• Written task:
Collect each line of the records containing the string "text".

┌─ Input for this task

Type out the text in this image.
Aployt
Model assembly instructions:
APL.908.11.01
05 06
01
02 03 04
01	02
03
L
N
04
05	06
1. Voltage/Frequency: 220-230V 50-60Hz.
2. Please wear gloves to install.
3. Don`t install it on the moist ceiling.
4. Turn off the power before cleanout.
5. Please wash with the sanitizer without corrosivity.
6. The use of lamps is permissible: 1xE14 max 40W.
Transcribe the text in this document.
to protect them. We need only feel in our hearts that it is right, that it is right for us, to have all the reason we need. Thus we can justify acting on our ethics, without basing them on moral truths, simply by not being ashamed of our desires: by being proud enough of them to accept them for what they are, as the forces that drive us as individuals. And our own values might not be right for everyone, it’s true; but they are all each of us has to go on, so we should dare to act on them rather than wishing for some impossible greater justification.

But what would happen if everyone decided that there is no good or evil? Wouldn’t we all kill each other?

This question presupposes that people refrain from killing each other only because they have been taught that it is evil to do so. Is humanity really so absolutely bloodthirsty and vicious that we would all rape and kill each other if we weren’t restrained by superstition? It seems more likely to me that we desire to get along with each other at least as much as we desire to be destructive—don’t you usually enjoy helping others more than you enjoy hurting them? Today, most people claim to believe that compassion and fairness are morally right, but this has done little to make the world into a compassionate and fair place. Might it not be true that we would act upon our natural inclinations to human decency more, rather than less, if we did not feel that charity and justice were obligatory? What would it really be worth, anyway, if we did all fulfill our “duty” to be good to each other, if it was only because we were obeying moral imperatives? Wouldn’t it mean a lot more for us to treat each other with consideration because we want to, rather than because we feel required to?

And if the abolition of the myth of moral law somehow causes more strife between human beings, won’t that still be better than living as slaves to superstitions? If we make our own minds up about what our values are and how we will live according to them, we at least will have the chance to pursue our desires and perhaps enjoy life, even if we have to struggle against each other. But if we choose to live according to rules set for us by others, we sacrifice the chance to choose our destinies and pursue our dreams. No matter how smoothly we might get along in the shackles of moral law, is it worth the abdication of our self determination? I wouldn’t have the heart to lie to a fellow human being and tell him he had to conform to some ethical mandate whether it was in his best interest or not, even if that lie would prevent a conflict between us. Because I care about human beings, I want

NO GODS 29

└─

• Written answer:
Type out the text in this image.
Transcribe the text in this document.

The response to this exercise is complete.